• **GIVEN RECORDS**
-- start --

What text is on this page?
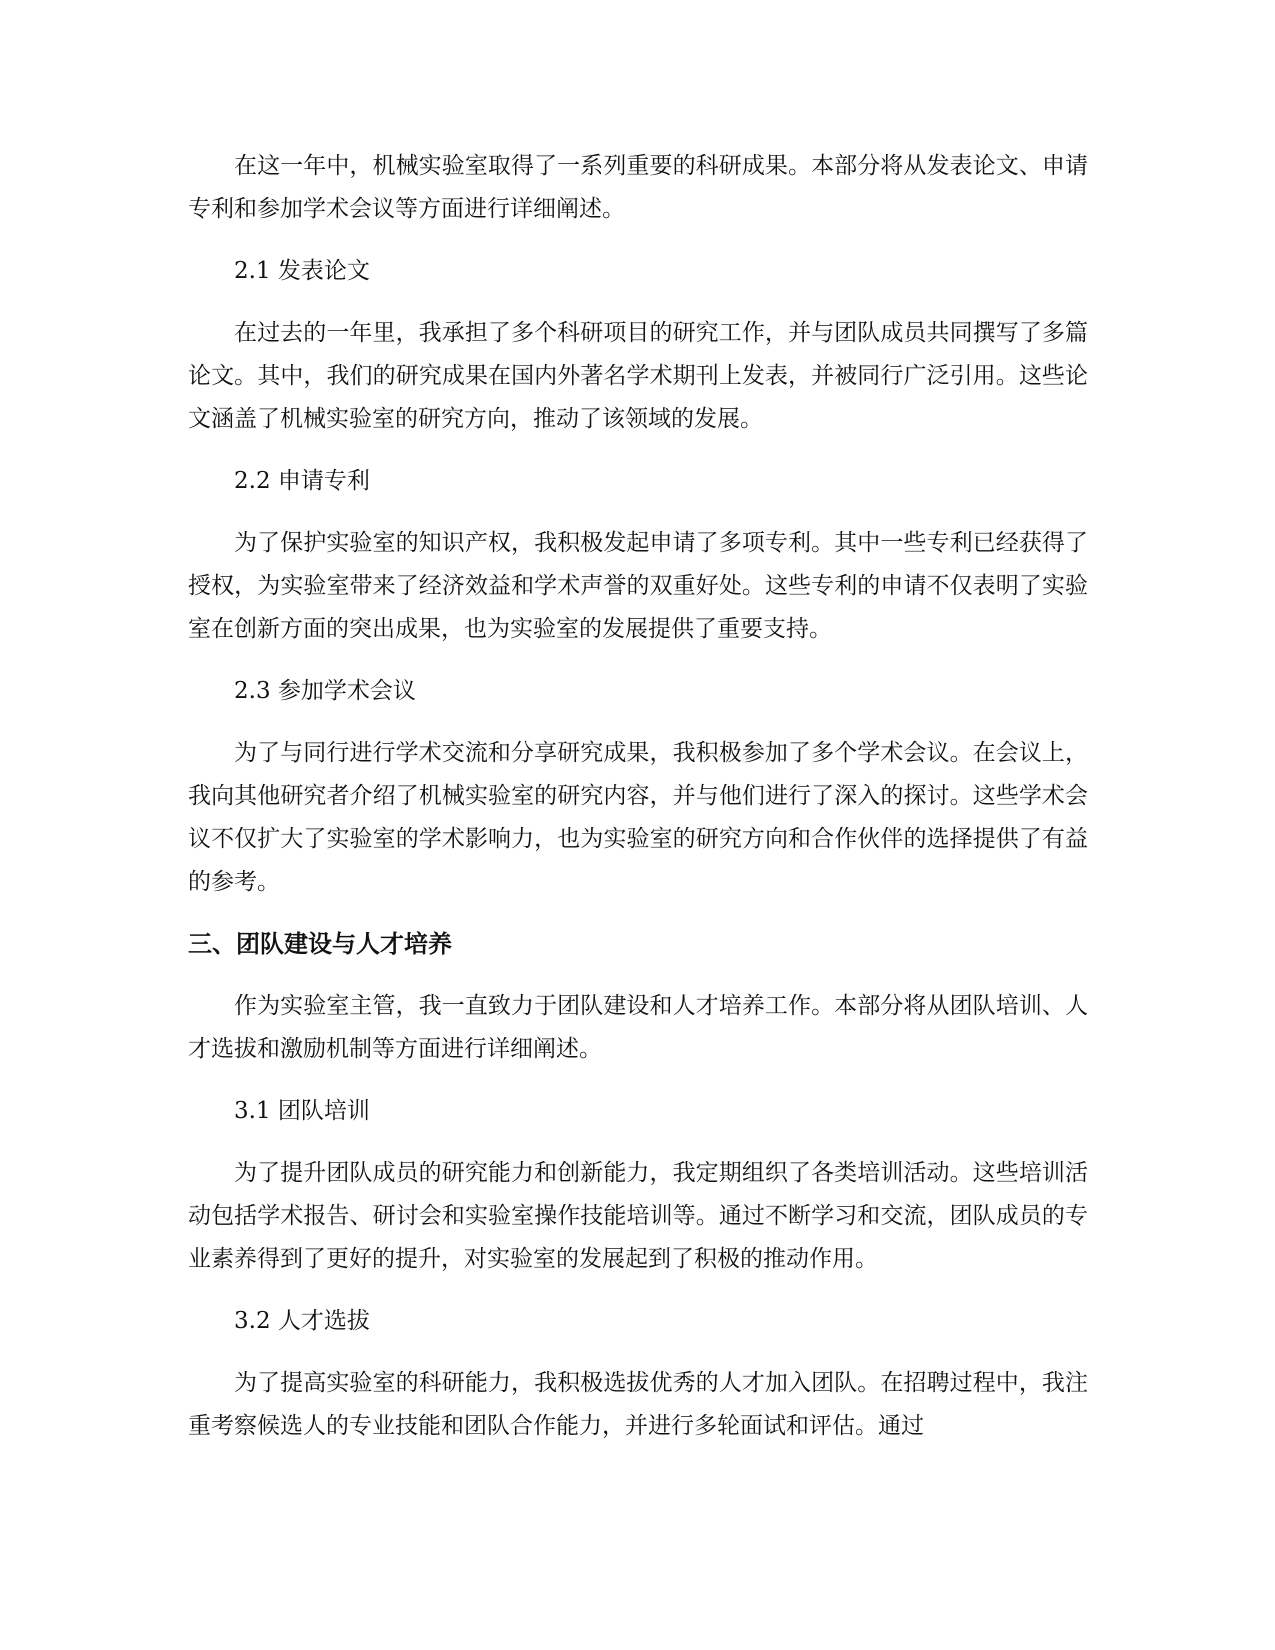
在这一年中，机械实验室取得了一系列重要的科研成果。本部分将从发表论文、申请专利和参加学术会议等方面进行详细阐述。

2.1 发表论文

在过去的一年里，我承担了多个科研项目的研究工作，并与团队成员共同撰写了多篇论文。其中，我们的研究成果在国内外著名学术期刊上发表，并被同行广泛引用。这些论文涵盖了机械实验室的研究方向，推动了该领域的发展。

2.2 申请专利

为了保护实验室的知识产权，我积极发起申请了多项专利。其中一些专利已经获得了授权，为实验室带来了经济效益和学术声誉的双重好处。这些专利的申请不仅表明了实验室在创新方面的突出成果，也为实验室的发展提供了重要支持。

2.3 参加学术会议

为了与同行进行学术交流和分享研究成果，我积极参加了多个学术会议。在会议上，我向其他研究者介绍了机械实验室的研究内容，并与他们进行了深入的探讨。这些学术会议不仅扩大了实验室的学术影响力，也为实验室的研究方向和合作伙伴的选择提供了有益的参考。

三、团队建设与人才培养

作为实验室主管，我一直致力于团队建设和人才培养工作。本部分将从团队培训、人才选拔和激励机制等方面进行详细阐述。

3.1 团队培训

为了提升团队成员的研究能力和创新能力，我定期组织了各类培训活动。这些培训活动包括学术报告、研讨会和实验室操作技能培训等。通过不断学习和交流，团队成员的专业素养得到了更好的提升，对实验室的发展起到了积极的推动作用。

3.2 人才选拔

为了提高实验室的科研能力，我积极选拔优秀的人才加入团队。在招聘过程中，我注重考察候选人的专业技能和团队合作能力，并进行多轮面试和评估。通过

-- end --

Return the full material word for word. Do not include the pictures.

• **OUTPUT OF THE TASK**
What text is on this page?
在这一年中，机械实验室取得了一系列重要的科研成果。本部分将从发表论文、申请专利和参加学术会议等方面进行详细阐述。

2.1 发表论文

在过去的一年里，我承担了多个科研项目的研究工作，并与团队成员共同撰写了多篇论文。其中，我们的研究成果在国内外著名学术期刊上发表，并被同行广泛引用。这些论文涵盖了机械实验室的研究方向，推动了该领域的发展。

2.2 申请专利

为了保护实验室的知识产权，我积极发起申请了多项专利。其中一些专利已经获得了授权，为实验室带来了经济效益和学术声誉的双重好处。这些专利的申请不仅表明了实验室在创新方面的突出成果，也为实验室的发展提供了重要支持。

2.3 参加学术会议

为了与同行进行学术交流和分享研究成果，我积极参加了多个学术会议。在会议上，我向其他研究者介绍了机械实验室的研究内容，并与他们进行了深入的探讨。这些学术会议不仅扩大了实验室的学术影响力，也为实验室的研究方向和合作伙伴的选择提供了有益的参考。

三、团队建设与人才培养

作为实验室主管，我一直致力于团队建设和人才培养工作。本部分将从团队培训、人才选拔和激励机制等方面进行详细阐述。

3.1 团队培训

为了提升团队成员的研究能力和创新能力，我定期组织了各类培训活动。这些培训活动包括学术报告、研讨会和实验室操作技能培训等。通过不断学习和交流，团队成员的专业素养得到了更好的提升，对实验室的发展起到了积极的推动作用。

3.2 人才选拔

为了提高实验室的科研能力，我积极选拔优秀的人才加入团队。在招聘过程中，我注重考察候选人的专业技能和团队合作能力，并进行多轮面试和评估。通过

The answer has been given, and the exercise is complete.